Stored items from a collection
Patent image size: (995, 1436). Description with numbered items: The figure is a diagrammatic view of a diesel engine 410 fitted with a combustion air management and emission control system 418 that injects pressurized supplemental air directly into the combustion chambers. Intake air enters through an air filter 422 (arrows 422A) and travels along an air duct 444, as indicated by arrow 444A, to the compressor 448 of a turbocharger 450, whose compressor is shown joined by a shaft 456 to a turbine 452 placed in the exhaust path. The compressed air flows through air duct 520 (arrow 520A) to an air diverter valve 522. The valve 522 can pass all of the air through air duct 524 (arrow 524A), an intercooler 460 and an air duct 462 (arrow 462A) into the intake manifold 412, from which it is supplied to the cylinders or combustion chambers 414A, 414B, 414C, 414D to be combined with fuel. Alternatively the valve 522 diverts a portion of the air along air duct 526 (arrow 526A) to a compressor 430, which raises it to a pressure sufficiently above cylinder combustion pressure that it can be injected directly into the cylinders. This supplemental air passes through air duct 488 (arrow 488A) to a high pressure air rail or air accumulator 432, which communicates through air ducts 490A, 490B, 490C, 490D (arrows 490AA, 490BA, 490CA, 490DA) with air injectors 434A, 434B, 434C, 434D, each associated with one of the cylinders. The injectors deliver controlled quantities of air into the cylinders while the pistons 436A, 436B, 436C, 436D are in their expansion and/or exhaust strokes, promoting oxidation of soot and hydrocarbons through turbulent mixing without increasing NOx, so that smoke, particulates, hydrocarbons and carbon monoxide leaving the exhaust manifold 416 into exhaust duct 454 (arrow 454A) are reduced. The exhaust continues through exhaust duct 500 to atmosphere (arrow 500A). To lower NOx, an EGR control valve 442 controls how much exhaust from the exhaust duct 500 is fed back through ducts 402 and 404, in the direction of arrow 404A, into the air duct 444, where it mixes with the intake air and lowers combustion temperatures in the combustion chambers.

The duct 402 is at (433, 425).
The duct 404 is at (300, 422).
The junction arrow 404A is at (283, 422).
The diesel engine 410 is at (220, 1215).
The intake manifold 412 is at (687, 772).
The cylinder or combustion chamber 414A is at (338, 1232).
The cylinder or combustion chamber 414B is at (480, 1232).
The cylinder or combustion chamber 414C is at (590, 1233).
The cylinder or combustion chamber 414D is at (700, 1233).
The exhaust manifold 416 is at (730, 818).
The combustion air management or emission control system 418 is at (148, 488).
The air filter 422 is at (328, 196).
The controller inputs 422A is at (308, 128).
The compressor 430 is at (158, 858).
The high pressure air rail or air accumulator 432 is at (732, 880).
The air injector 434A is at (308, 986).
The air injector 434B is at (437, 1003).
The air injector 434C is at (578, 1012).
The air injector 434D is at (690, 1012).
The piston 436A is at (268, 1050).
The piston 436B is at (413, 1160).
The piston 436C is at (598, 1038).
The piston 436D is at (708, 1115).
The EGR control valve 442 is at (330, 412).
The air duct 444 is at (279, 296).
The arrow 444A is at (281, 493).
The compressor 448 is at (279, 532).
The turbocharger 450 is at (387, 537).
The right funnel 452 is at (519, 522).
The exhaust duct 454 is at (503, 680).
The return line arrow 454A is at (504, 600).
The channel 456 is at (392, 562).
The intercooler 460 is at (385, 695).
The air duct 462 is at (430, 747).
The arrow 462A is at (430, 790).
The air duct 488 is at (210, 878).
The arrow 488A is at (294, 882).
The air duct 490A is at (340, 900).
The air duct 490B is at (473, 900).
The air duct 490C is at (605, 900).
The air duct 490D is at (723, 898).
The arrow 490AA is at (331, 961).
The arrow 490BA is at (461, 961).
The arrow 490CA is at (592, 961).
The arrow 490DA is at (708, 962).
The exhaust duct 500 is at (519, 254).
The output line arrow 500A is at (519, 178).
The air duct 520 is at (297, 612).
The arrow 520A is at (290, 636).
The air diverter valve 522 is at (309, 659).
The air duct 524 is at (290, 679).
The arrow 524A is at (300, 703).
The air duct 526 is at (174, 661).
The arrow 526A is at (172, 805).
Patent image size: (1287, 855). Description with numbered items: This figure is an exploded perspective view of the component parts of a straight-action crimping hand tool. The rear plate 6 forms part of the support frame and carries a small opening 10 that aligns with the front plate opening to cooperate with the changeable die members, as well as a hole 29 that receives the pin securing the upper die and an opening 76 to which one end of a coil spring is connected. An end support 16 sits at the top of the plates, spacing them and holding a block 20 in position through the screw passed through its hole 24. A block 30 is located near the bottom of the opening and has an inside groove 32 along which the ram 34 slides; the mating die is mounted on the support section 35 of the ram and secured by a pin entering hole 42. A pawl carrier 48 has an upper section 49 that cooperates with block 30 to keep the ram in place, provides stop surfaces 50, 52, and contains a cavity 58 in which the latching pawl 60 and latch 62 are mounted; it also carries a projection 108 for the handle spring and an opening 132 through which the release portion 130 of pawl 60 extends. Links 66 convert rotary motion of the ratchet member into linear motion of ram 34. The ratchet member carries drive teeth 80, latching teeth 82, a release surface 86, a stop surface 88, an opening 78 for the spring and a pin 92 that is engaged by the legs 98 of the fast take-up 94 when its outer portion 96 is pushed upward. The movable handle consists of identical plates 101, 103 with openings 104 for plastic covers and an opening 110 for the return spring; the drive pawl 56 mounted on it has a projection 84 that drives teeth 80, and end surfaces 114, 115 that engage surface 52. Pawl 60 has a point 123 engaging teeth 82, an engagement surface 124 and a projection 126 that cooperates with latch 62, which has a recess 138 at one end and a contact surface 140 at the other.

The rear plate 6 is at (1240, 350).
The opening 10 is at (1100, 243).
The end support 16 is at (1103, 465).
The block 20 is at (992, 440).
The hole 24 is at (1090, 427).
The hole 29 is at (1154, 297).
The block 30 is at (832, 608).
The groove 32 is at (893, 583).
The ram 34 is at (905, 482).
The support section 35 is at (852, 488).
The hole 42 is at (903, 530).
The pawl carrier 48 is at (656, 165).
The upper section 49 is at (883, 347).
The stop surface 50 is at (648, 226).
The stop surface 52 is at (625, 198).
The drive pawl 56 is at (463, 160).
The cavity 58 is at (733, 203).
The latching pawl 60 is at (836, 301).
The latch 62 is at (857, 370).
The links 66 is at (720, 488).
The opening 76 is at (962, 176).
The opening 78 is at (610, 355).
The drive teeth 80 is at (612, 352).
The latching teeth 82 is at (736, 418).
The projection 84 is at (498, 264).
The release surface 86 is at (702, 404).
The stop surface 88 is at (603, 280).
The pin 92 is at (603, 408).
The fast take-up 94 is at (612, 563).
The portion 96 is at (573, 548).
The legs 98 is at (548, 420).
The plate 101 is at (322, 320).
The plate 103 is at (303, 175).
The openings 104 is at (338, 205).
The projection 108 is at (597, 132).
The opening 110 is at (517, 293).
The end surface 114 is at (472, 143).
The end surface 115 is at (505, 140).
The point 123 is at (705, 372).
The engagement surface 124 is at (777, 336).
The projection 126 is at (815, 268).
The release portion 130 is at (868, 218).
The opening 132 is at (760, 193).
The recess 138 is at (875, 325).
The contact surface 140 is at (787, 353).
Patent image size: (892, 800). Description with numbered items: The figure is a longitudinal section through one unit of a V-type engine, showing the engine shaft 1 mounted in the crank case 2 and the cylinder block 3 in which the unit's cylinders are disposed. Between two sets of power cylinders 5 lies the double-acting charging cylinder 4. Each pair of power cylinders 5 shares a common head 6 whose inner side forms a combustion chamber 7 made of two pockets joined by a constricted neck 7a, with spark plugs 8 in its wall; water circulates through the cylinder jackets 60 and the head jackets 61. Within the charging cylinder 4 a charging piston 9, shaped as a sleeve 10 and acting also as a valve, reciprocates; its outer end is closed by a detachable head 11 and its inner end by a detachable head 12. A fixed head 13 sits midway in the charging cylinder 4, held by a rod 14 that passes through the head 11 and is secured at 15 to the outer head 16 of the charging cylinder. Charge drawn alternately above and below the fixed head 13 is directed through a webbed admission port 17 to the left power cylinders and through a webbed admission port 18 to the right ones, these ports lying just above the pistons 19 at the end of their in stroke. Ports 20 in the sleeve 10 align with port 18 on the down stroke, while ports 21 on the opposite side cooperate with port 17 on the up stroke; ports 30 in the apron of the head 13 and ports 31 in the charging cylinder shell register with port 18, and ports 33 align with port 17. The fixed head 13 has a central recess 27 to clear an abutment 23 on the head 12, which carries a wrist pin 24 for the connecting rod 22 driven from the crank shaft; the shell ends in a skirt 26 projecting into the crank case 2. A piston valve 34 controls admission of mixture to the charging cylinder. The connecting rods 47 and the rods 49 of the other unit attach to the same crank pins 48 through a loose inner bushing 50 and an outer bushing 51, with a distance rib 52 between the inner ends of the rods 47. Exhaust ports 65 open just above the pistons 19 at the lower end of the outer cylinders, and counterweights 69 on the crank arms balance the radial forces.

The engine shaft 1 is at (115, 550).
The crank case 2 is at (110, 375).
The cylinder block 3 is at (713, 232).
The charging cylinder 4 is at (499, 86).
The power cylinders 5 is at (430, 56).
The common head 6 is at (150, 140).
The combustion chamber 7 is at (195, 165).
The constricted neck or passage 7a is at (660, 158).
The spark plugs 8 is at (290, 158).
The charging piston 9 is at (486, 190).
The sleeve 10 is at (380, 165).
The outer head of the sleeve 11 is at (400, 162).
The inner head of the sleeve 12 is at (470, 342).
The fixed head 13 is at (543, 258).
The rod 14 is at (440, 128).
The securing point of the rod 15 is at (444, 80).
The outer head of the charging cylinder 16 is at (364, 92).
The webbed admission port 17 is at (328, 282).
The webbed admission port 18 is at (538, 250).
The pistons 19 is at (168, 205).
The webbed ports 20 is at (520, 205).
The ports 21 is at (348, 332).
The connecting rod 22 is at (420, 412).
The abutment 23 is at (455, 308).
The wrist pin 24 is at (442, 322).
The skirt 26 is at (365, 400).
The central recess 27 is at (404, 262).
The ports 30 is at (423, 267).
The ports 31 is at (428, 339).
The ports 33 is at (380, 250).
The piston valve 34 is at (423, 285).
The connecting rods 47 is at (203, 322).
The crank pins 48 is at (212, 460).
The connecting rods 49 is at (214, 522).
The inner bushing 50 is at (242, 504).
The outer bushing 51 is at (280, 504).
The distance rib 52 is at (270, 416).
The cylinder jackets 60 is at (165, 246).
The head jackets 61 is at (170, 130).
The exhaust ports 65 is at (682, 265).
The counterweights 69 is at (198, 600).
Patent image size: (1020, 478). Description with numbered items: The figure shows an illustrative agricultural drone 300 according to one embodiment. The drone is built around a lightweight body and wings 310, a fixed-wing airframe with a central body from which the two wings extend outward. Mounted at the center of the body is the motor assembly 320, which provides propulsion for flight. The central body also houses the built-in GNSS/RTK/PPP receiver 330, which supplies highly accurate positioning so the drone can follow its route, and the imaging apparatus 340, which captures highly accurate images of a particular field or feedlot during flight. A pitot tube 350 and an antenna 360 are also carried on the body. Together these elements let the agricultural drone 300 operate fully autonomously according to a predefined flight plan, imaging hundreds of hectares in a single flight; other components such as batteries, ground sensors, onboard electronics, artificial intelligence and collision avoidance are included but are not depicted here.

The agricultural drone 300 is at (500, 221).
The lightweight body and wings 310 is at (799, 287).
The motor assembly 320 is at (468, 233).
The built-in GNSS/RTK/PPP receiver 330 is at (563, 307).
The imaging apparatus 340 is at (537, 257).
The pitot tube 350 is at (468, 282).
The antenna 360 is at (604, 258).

● **GOAL**
Reproduce, word for word, the stretch from the line containing "Patent image size: (1020, 478)." through the end of the items.

● **CORRECT RESPONSE**
Patent image size: (1020, 478). Description with numbered items: The figure shows an illustrative agricultural drone 300 according to one embodiment. The drone is built around a lightweight body and wings 310, a fixed-wing airframe with a central body from which the two wings extend outward. Mounted at the center of the body is the motor assembly 320, which provides propulsion for flight. The central body also houses the built-in GNSS/RTK/PPP receiver 330, which supplies highly accurate positioning so the drone can follow its route, and the imaging apparatus 340, which captures highly accurate images of a particular field or feedlot during flight. A pitot tube 350 and an antenna 360 are also carried on the body. Together these elements let the agricultural drone 300 operate fully autonomously according to a predefined flight plan, imaging hundreds of hectares in a single flight; other components such as batteries, ground sensors, onboard electronics, artificial intelligence and collision avoidance are included but are not depicted here.

The agricultural drone 300 is at (500, 221).
The lightweight body and wings 310 is at (799, 287).
The motor assembly 320 is at (468, 233).
The built-in GNSS/RTK/PPP receiver 330 is at (563, 307).
The imaging apparatus 340 is at (537, 257).
The pitot tube 350 is at (468, 282).
The antenna 360 is at (604, 258).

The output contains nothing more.